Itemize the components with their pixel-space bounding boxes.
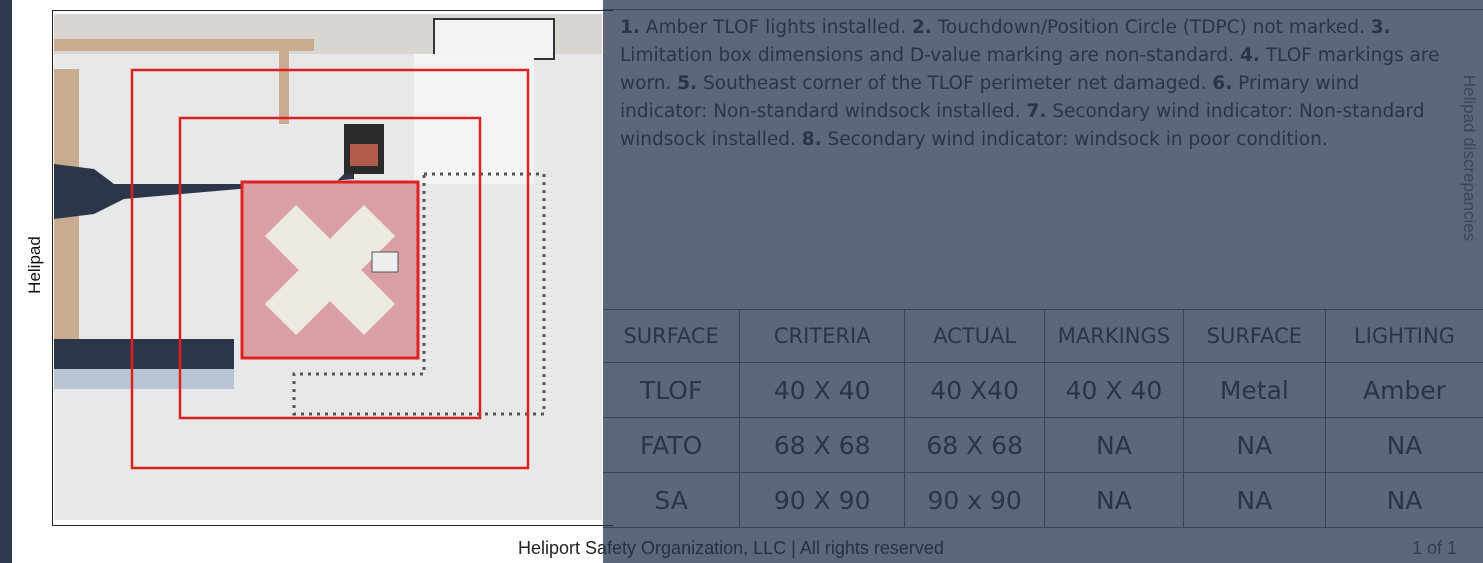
aerial-photo [54,14,602,520]
discrepancy-item: 6. Primary wind indicator: Non-standard … [620,73,1359,122]
item-number: 8. [801,129,822,150]
header-cell: LIGHTING [1324,309,1483,363]
header-cell: SURFACE [603,309,741,363]
table-cell: Metal [1182,362,1326,418]
item-number: 4. [1239,45,1260,66]
table-cell: NA [1324,417,1483,473]
discrepancy-item: 7. Secondary wind indicator: Non-standar… [620,101,1425,150]
discrepancies-label: Helipad discrepancies [1460,74,1479,242]
item-text: TLOF markings are worn. [620,45,1440,94]
item-number: 1. [620,17,640,38]
item-text: Limitation box dimensions and D-value ma… [620,45,1235,66]
table-cell: 40 X 40 [739,362,906,418]
header-cell: ACTUAL [904,309,1046,363]
item-text: Amber TLOF lights installed. [645,17,907,38]
divider [603,9,1483,10]
table-cell: NA [1044,472,1184,528]
table-cell: SA [603,472,741,528]
table-cell: NA [1044,417,1184,473]
item-number: 7. [1026,101,1047,122]
discrepancy-item: 4. TLOF markings are worn. [620,45,1440,94]
criteria-table: SURFACE CRITERIA ACTUAL MARKINGS SURFACE LIGH… [603,309,1483,528]
table-row: FATO 68 X 68 68 X 68 NA NA NA [603,417,1483,473]
table-cell: NA [1324,472,1483,528]
item-number: 2. [911,17,932,38]
page-number: 1 of 1 [1411,538,1457,558]
item-number: 3. [1370,17,1391,38]
table-cell: 90 x 90 [904,472,1046,528]
item-text: Touchdown/Position Circle (TDPC) not mar… [937,17,1365,38]
table-cell: Amber [1324,362,1483,418]
side-strip [0,0,12,563]
discrepancy-item: 3. Limitation box dimensions and D-value… [620,17,1391,66]
table-row: SA 90 X 90 90 x 90 NA NA NA [603,472,1483,528]
table-cell: NA [1182,472,1326,528]
photo-frame [52,10,613,526]
table-row: TLOF 40 X 40 40 X40 40 X 40 Metal Amber [603,362,1483,418]
discrepancy-item: 1. Amber TLOF lights installed. [620,17,906,38]
header-cell: MARKINGS [1044,309,1184,363]
header-row: SURFACE CRITERIA ACTUAL MARKINGS SURFACE LIGH… [603,309,1483,363]
table-cell: 68 X 68 [739,417,906,473]
item-text: Southeast corner of the TLOF perimeter n… [703,73,1207,94]
item-number: 6. [1212,73,1233,94]
table-cell: 90 X 90 [739,472,906,528]
discrepancy-notes: 1. Amber TLOF lights installed. 2. Touch… [620,14,1450,154]
side-label: Helipad [25,236,44,294]
item-text: Primary wind indicator: Non-standard win… [620,73,1360,122]
item-text: Secondary wind indicator: windsock in po… [827,129,1328,150]
table-cell: NA [1182,417,1326,473]
discrepancy-item: 5. Southeast corner of the TLOF perimete… [677,73,1206,94]
table-cell: 40 X 40 [1044,362,1184,418]
table-cell: TLOF [603,362,741,418]
table-cell: 68 X 68 [904,417,1046,473]
item-text: Secondary wind indicator: Non-standard w… [620,101,1425,150]
discrepancy-item: 8. Secondary wind indicator: windsock in… [802,129,1328,150]
header-cell: CRITERIA [739,309,906,363]
table-cell: FATO [603,417,741,473]
item-number: 5. [677,73,698,94]
table-cell: 40 X40 [904,362,1046,418]
header-cell: SURFACE [1182,309,1326,363]
discrepancy-item: 2. Touchdown/Position Circle (TDPC) not … [912,17,1365,38]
==============================
Présentez sous forme de tableau JSON de chaînes les lignes du listing, à raison d'une chaîne par ligne et sans lignes vides, en commençant par la ligne qui contient "aerial-photo [54,14,602,520]" et en terminant par celle qui contient "table-cell: 90 x 90 [904,472,1046,528]", toutes deux incluses.

CORRIGÉ:
[
  "aerial-photo [54,14,602,520]",
  "discrepancy-item: 6. Primary wind indicator: Non-standard … [620,73,1359,122]",
  "item-number: 8. [801,129,822,150]",
  "header-cell: LIGHTING [1324,309,1483,363]",
  "header-cell: SURFACE [603,309,741,363]",
  "table-cell: Metal [1182,362,1326,418]",
  "item-number: 4. [1239,45,1260,66]",
  "table-cell: NA [1324,417,1483,473]",
  "discrepancy-item: 7. Secondary wind indicator: Non-standar… [620,101,1425,150]",
  "discrepancies-label: Helipad discrepancies [1460,74,1479,242]",
  "item-text: TLOF markings are worn. [620,45,1440,94]",
  "item-number: 1. [620,17,640,38]",
  "item-text: Limitation box dimensions and D-value ma… [620,45,1235,66]",
  "table-cell: 40 X 40 [739,362,906,418]",
  "header-cell: ACTUAL [904,309,1046,363]",
  "item-text: Amber TLOF lights installed. [645,17,907,38]",
  "divider [603,9,1483,10]",
  "table-cell: NA [1044,472,1184,528]",
  "table-cell: SA [603,472,741,528]",
  "table-cell: NA [1044,417,1184,473]",
  "item-number: 7. [1026,101,1047,122]",
  "discrepancy-item: 4. TLOF markings are worn. [620,45,1440,94]",
  "criteria-table: SURFACE CRITERIA ACTUAL MARKINGS SURFACE LIGH… [603,309,1483,528]",
  "table-row: FATO 68 X 68 68 X 68 NA NA NA [603,417,1483,473]",
  "table-cell: NA [1324,472,1483,528]",
  "item-number: 2. [911,17,932,38]",
  "page-number: 1 of 1 [1411,538,1457,558]",
  "item-number: 3. [1370,17,1391,38]",
  "table-cell: 90 x 90 [904,472,1046,528]"
]